EXERCISE INPUTS

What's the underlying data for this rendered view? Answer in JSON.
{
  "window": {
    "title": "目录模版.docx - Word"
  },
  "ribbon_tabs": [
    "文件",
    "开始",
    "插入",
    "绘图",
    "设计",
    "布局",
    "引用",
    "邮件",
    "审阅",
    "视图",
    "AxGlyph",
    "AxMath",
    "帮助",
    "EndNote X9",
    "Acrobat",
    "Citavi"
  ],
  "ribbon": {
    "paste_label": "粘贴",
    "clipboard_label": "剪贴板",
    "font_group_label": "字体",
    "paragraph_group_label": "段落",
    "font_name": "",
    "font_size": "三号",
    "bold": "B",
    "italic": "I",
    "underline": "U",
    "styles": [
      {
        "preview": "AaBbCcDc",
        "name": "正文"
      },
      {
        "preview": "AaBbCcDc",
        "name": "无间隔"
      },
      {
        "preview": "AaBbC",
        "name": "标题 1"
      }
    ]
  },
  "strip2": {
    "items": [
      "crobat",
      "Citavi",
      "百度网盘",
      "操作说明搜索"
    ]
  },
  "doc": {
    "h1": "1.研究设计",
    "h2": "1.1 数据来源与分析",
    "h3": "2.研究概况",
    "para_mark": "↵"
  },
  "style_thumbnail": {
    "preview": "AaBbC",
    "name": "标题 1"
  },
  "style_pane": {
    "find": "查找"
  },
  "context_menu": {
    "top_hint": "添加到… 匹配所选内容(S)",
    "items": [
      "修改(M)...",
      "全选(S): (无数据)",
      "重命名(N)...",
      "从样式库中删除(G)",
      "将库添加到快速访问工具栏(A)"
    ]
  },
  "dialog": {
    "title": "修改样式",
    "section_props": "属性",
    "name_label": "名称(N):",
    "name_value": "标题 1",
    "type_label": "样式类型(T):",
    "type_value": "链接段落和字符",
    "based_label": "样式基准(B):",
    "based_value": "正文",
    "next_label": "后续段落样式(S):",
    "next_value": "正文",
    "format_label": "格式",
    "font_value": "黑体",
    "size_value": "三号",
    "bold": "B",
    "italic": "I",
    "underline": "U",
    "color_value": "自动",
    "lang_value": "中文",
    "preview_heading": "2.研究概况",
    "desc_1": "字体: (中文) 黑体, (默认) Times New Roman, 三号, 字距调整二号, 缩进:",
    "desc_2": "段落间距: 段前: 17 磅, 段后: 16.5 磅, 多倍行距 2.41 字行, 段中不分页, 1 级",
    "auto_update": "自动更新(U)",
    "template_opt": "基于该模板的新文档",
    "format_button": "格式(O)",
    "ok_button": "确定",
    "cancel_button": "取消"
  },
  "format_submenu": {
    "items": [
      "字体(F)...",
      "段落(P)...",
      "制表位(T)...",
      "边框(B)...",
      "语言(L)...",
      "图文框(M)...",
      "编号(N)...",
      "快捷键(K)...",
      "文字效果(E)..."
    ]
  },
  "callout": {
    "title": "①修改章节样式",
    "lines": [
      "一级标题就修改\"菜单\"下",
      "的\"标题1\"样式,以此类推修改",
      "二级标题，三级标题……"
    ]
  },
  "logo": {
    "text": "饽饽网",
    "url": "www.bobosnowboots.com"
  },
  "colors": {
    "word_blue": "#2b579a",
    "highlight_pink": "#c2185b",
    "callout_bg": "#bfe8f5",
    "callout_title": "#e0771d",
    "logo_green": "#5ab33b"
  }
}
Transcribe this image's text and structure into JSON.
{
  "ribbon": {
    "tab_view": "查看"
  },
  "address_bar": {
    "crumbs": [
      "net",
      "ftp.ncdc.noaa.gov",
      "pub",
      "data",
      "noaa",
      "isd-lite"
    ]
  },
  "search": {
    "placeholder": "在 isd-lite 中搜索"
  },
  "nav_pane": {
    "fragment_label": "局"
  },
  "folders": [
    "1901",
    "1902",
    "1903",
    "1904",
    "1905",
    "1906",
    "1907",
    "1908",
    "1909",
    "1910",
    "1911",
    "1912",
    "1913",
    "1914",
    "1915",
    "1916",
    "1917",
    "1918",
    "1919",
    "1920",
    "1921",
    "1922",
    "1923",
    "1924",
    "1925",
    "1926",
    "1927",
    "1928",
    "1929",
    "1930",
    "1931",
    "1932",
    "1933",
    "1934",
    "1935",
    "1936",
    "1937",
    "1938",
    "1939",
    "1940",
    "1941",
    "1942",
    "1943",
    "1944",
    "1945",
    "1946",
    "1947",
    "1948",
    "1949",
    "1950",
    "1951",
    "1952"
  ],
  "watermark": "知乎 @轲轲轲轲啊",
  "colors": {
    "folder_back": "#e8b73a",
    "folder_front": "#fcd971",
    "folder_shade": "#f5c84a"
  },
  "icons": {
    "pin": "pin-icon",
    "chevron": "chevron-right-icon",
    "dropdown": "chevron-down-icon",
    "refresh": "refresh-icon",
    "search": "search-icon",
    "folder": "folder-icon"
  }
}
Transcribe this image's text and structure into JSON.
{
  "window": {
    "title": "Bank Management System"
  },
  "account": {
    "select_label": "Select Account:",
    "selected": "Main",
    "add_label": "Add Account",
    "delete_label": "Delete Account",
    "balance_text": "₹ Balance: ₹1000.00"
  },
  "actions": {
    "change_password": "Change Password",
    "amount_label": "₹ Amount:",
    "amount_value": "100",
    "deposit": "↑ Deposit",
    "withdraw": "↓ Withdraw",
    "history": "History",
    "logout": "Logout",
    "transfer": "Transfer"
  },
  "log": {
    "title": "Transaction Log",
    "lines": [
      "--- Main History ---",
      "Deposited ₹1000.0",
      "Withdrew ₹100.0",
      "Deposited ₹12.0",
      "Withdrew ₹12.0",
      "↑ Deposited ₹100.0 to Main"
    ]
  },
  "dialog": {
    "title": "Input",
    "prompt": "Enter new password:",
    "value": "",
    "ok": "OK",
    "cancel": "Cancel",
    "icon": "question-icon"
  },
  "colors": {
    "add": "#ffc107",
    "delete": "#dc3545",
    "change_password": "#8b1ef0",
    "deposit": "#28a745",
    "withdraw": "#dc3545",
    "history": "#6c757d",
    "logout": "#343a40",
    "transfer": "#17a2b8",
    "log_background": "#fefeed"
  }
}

YOUR GOAL
Recopy the entries above in their entirety, exactly.

ANSWER FOR THE TASK
What's the underlying data for this rendered view? Answer in JSON.
{
  "window": {
    "title": "目录模版.docx - Word"
  },
  "ribbon_tabs": [
    "文件",
    "开始",
    "插入",
    "绘图",
    "设计",
    "布局",
    "引用",
    "邮件",
    "审阅",
    "视图",
    "AxGlyph",
    "AxMath",
    "帮助",
    "EndNote X9",
    "Acrobat",
    "Citavi"
  ],
  "ribbon": {
    "paste_label": "粘贴",
    "clipboard_label": "剪贴板",
    "font_group_label": "字体",
    "paragraph_group_label": "段落",
    "font_name": "",
    "font_size": "三号",
    "bold": "B",
    "italic": "I",
    "underline": "U",
    "styles": [
      {
        "preview": "AaBbCcDc",
        "name": "正文"
      },
      {
        "preview": "AaBbCcDc",
        "name": "无间隔"
      },
      {
        "preview": "AaBbC",
        "name": "标题 1"
      }
    ]
  },
  "strip2": {
    "items": [
      "crobat",
      "Citavi",
      "百度网盘",
      "操作说明搜索"
    ]
  },
  "doc": {
    "h1": "1.研究设计",
    "h2": "1.1 数据来源与分析",
    "h3": "2.研究概况",
    "para_mark": "↵"
  },
  "style_thumbnail": {
    "preview": "AaBbC",
    "name": "标题 1"
  },
  "style_pane": {
    "find": "查找"
  },
  "context_menu": {
    "top_hint": "添加到… 匹配所选内容(S)",
    "items": [
      "修改(M)...",
      "全选(S): (无数据)",
      "重命名(N)...",
      "从样式库中删除(G)",
      "将库添加到快速访问工具栏(A)"
    ]
  },
  "dialog": {
    "title": "修改样式",
    "section_props": "属性",
    "name_label": "名称(N):",
    "name_value": "标题 1",
    "type_label": "样式类型(T):",
    "type_value": "链接段落和字符",
    "based_label": "样式基准(B):",
    "based_value": "正文",
    "next_label": "后续段落样式(S):",
    "next_value": "正文",
    "format_label": "格式",
    "font_value": "黑体",
    "size_value": "三号",
    "bold": "B",
    "italic": "I",
    "underline": "U",
    "color_value": "自动",
    "lang_value": "中文",
    "preview_heading": "2.研究概况",
    "desc_1": "字体: (中文) 黑体, (默认) Times New Roman, 三号, 字距调整二号, 缩进:",
    "desc_2": "段落间距: 段前: 17 磅, 段后: 16.5 磅, 多倍行距 2.41 字行, 段中不分页, 1 级",
    "auto_update": "自动更新(U)",
    "template_opt": "基于该模板的新文档",
    "format_button": "格式(O)",
    "ok_button": "确定",
    "cancel_button": "取消"
  },
  "format_submenu": {
    "items": [
      "字体(F)...",
      "段落(P)...",
      "制表位(T)...",
      "边框(B)...",
      "语言(L)...",
      "图文框(M)...",
      "编号(N)...",
      "快捷键(K)...",
      "文字效果(E)..."
    ]
  },
  "callout": {
    "title": "①修改章节样式",
    "lines": [
      "一级标题就修改\"菜单\"下",
      "的\"标题1\"样式,以此类推修改",
      "二级标题，三级标题……"
    ]
  },
  "logo": {
    "text": "饽饽网",
    "url": "www.bobosnowboots.com"
  },
  "colors": {
    "word_blue": "#2b579a",
    "highlight_pink": "#c2185b",
    "callout_bg": "#bfe8f5",
    "callout_title": "#e0771d",
    "logo_green": "#5ab33b"
  }
}
Transcribe this image's text and structure into JSON.
{
  "ribbon": {
    "tab_view": "查看"
  },
  "address_bar": {
    "crumbs": [
      "net",
      "ftp.ncdc.noaa.gov",
      "pub",
      "data",
      "noaa",
      "isd-lite"
    ]
  },
  "search": {
    "placeholder": "在 isd-lite 中搜索"
  },
  "nav_pane": {
    "fragment_label": "局"
  },
  "folders": [
    "1901",
    "1902",
    "1903",
    "1904",
    "1905",
    "1906",
    "1907",
    "1908",
    "1909",
    "1910",
    "1911",
    "1912",
    "1913",
    "1914",
    "1915",
    "1916",
    "1917",
    "1918",
    "1919",
    "1920",
    "1921",
    "1922",
    "1923",
    "1924",
    "1925",
    "1926",
    "1927",
    "1928",
    "1929",
    "1930",
    "1931",
    "1932",
    "1933",
    "1934",
    "1935",
    "1936",
    "1937",
    "1938",
    "1939",
    "1940",
    "1941",
    "1942",
    "1943",
    "1944",
    "1945",
    "1946",
    "1947",
    "1948",
    "1949",
    "1950",
    "1951",
    "1952"
  ],
  "watermark": "知乎 @轲轲轲轲啊",
  "colors": {
    "folder_back": "#e8b73a",
    "folder_front": "#fcd971",
    "folder_shade": "#f5c84a"
  },
  "icons": {
    "pin": "pin-icon",
    "chevron": "chevron-right-icon",
    "dropdown": "chevron-down-icon",
    "refresh": "refresh-icon",
    "search": "search-icon",
    "folder": "folder-icon"
  }
}
Transcribe this image's text and structure into JSON.
{
  "window": {
    "title": "Bank Management System"
  },
  "account": {
    "select_label": "Select Account:",
    "selected": "Main",
    "add_label": "Add Account",
    "delete_label": "Delete Account",
    "balance_text": "₹ Balance: ₹1000.00"
  },
  "actions": {
    "change_password": "Change Password",
    "amount_label": "₹ Amount:",
    "amount_value": "100",
    "deposit": "↑ Deposit",
    "withdraw": "↓ Withdraw",
    "history": "History",
    "logout": "Logout",
    "transfer": "Transfer"
  },
  "log": {
    "title": "Transaction Log",
    "lines": [
      "--- Main History ---",
      "Deposited ₹1000.0",
      "Withdrew ₹100.0",
      "Deposited ₹12.0",
      "Withdrew ₹12.0",
      "↑ Deposited ₹100.0 to Main"
    ]
  },
  "dialog": {
    "title": "Input",
    "prompt": "Enter new password:",
    "value": "",
    "ok": "OK",
    "cancel": "Cancel",
    "icon": "question-icon"
  },
  "colors": {
    "add": "#ffc107",
    "delete": "#dc3545",
    "change_password": "#8b1ef0",
    "deposit": "#28a745",
    "withdraw": "#dc3545",
    "history": "#6c757d",
    "logout": "#343a40",
    "transfer": "#17a2b8",
    "log_background": "#fefeed"
  }
}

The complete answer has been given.